Written request - Every record must be transcribed in its entirety, apart from the images, which are to be omitted.
>> Start
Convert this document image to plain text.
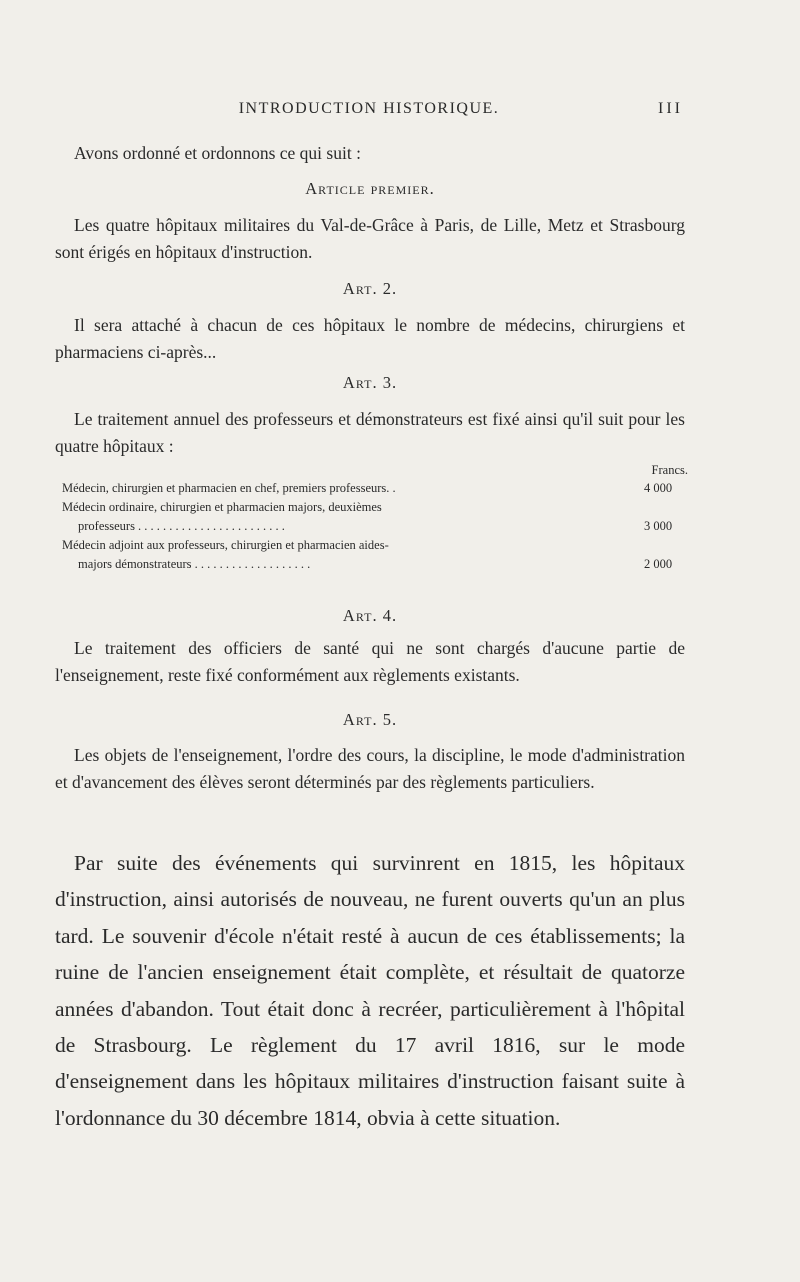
INTRODUCTION HISTORIQUE.	III

Avons ordonné et ordonnons ce qui suit :

Article premier.

Les quatre hôpitaux militaires du Val-de-Grâce à Paris, de Lille, Metz et Strasbourg sont érigés en hôpitaux d'instruction.

Art. 2.

Il sera attaché à chacun de ces hôpitaux le nombre de médecins, chirurgiens et pharmaciens ci-après...

Art. 3.

Le traitement annuel des professeurs et démonstrateurs est fixé ainsi qu'il suit pour les quatre hôpitaux :

Francs.
Médecin, chirurgien et pharmacien en chef, premiers professeurs. .	4 000
Médecin ordinaire, chirurgien et pharmacien majors, deuxièmes
professeurs . . . . . . . . . . . . . . . . . . . . . . . .	3 000
Médecin adjoint aux professeurs, chirurgien et pharmacien aides-
majors démonstrateurs . . . . . . . . . . . . . . . . . . .	2 000
Art. 4.

Le traitement des officiers de santé qui ne sont chargés d'aucune partie de l'enseignement, reste fixé conformément aux règlements existants.

Art. 5.

Les objets de l'enseignement, l'ordre des cours, la discipline, le mode d'administration et d'avancement des élèves seront déterminés par des règlements particuliers.

Par suite des événements qui survinrent en 1815, les hôpitaux d'instruction, ainsi autorisés de nouveau, ne furent ouverts qu'un an plus tard. Le souvenir d'école n'était resté à aucun de ces établissements; la ruine de l'ancien enseignement était complète, et résultait de quatorze années d'abandon. Tout était donc à recréer, particulièrement à l'hôpital de Strasbourg. Le règlement du 17 avril 1816, sur le mode d'enseignement dans les hôpitaux militaires d'instruction faisant suite à l'ordonnance du 30 décembre 1814, obvia à cette situation.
>> End
Solution to this task -
Convert this document image to plain text.
INTRODUCTION HISTORIQUE.	III

Avons ordonné et ordonnons ce qui suit :

Article premier.

Les quatre hôpitaux militaires du Val-de-Grâce à Paris, de Lille, Metz et Strasbourg sont érigés en hôpitaux d'instruction.

Art. 2.

Il sera attaché à chacun de ces hôpitaux le nombre de médecins, chirurgiens et pharmaciens ci-après...

Art. 3.

Le traitement annuel des professeurs et démonstrateurs est fixé ainsi qu'il suit pour les quatre hôpitaux :

Francs.
Médecin, chirurgien et pharmacien en chef, premiers professeurs. .	4 000
Médecin ordinaire, chirurgien et pharmacien majors, deuxièmes
professeurs . . . . . . . . . . . . . . . . . . . . . . . .	3 000
Médecin adjoint aux professeurs, chirurgien et pharmacien aides-
majors démonstrateurs . . . . . . . . . . . . . . . . . . .	2 000
Art. 4.

Le traitement des officiers de santé qui ne sont chargés d'aucune partie de l'enseignement, reste fixé conformément aux règlements existants.

Art. 5.

Les objets de l'enseignement, l'ordre des cours, la discipline, le mode d'administration et d'avancement des élèves seront déterminés par des règlements particuliers.

Par suite des événements qui survinrent en 1815, les hôpitaux d'instruction, ainsi autorisés de nouveau, ne furent ouverts qu'un an plus tard. Le souvenir d'école n'était resté à aucun de ces établissements; la ruine de l'ancien enseignement était complète, et résultait de quatorze années d'abandon. Tout était donc à recréer, particulièrement à l'hôpital de Strasbourg. Le règlement du 17 avril 1816, sur le mode d'enseignement dans les hôpitaux militaires d'instruction faisant suite à l'ordonnance du 30 décembre 1814, obvia à cette situation.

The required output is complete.